__REQUIRED TASK__.
Go through the records and show each line where the word "Types" occurs.

-- Begin SUPPLIED INFORMATION --

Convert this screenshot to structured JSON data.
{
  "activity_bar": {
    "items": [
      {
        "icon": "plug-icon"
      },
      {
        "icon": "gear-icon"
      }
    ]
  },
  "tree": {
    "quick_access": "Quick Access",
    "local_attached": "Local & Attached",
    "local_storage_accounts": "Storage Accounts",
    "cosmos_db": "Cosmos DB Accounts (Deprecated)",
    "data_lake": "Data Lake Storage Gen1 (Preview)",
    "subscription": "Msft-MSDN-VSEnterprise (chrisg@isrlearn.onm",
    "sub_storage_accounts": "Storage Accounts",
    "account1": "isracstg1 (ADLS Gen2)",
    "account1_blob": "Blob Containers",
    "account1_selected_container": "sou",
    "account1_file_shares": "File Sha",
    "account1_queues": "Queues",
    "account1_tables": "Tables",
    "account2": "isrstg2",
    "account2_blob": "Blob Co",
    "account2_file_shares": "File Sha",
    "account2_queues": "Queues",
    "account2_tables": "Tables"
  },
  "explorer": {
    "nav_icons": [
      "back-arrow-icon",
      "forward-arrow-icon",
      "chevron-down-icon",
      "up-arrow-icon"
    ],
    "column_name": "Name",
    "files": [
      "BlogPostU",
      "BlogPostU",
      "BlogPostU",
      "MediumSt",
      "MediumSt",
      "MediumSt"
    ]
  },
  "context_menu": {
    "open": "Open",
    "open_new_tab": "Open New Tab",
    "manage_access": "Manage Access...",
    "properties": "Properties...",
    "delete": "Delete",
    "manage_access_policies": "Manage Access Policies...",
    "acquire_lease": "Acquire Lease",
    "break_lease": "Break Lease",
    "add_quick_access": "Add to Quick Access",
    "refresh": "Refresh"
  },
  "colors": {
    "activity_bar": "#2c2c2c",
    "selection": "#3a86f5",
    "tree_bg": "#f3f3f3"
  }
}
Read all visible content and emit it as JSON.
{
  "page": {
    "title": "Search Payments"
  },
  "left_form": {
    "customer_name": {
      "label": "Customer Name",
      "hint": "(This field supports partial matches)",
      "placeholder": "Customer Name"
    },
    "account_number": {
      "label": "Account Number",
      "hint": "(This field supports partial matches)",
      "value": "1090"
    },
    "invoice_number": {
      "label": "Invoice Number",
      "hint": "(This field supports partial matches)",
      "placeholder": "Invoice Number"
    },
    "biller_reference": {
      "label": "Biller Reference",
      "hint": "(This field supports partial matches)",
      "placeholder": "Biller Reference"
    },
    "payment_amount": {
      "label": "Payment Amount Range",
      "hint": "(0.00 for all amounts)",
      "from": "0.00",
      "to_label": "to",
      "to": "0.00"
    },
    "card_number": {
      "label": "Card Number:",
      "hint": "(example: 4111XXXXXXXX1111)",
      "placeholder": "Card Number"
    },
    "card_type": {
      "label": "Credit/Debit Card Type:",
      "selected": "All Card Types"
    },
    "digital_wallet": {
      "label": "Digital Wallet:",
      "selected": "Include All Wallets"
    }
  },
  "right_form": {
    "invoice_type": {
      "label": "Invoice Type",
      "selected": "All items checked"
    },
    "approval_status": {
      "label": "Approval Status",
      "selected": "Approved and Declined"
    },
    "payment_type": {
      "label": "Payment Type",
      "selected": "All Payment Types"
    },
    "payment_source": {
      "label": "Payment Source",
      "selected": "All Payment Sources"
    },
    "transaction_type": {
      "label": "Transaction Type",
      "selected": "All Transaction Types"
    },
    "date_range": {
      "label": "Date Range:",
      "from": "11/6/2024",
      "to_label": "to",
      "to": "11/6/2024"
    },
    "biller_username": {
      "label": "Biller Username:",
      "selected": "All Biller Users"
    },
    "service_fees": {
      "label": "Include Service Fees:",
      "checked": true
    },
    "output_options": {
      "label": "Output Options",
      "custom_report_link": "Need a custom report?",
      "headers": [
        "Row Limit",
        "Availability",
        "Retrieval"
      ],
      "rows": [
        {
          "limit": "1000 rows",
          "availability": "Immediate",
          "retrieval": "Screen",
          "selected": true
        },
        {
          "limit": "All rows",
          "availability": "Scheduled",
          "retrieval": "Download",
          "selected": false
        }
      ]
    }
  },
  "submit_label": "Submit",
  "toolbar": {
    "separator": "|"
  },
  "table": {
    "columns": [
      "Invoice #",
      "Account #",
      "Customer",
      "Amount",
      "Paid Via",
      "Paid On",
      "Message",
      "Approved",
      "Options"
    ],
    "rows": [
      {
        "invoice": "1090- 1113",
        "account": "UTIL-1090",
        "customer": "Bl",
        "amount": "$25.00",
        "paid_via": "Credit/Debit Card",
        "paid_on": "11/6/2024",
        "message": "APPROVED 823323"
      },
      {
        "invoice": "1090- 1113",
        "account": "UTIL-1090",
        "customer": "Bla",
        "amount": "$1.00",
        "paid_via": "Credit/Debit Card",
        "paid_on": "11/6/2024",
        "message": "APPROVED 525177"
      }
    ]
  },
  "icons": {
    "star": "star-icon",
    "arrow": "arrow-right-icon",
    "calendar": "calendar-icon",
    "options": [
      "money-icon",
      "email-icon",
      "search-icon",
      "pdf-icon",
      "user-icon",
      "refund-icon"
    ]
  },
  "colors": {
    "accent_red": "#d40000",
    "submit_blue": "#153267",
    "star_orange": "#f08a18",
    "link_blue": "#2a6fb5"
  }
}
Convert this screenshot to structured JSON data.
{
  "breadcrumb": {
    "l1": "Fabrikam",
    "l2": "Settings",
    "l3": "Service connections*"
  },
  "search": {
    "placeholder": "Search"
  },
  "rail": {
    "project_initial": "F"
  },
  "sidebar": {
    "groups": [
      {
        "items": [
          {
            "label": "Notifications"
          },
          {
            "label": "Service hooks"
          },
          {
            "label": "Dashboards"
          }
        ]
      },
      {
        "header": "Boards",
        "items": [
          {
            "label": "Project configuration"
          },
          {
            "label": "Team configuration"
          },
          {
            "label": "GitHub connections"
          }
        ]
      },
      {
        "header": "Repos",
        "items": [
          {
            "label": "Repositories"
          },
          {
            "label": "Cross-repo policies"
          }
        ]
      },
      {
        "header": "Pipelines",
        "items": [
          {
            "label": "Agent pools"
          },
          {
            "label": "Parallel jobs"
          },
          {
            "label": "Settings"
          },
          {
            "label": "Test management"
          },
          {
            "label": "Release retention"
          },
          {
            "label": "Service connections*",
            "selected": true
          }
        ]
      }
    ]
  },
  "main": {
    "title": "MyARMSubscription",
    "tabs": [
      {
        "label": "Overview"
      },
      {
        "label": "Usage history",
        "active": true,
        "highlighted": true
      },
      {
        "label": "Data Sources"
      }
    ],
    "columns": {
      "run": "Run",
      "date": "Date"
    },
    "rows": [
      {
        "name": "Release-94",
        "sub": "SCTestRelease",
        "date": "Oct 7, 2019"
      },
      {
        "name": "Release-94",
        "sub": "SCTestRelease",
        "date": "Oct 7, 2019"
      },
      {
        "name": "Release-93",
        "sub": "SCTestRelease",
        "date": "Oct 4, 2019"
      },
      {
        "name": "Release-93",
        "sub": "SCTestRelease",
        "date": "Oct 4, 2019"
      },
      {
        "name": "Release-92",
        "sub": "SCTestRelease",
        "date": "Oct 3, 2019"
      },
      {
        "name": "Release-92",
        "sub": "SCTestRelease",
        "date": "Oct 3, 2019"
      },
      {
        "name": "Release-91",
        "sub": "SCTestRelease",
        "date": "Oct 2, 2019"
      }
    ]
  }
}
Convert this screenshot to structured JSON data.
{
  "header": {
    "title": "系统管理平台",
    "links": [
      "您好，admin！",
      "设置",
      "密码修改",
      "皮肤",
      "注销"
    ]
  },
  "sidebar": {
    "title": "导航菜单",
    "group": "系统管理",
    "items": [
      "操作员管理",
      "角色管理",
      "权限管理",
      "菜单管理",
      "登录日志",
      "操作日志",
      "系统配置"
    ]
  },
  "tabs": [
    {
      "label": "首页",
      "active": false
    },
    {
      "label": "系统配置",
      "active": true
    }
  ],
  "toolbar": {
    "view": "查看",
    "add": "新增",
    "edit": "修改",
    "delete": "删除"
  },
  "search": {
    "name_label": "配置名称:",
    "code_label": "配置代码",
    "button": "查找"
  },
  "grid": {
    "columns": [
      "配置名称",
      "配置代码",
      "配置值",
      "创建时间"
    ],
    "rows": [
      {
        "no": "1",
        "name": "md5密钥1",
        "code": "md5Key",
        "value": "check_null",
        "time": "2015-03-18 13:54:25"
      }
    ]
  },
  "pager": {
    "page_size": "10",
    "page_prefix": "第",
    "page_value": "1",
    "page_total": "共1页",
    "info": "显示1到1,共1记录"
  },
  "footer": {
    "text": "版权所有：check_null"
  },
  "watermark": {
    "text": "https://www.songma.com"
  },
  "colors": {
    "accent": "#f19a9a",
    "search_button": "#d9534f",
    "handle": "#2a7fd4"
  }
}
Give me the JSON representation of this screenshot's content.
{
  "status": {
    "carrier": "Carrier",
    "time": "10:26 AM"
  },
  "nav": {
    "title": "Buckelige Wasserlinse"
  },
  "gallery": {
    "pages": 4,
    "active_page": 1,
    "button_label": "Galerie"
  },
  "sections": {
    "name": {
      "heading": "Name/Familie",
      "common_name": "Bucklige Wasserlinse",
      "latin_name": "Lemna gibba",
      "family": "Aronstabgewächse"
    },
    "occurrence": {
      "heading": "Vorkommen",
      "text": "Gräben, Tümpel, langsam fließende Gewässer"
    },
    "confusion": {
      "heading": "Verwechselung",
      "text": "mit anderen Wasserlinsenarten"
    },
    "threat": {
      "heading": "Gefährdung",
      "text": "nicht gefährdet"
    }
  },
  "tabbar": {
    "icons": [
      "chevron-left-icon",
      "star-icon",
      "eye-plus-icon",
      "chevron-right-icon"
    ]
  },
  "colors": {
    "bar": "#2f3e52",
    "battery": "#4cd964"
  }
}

-- End SUPPLIED INFORMATION --

__ANSWER BELOW__.
      "selected": "All Card Types"
      "selected": "All Payment Types"
      "selected": "All Transaction Types"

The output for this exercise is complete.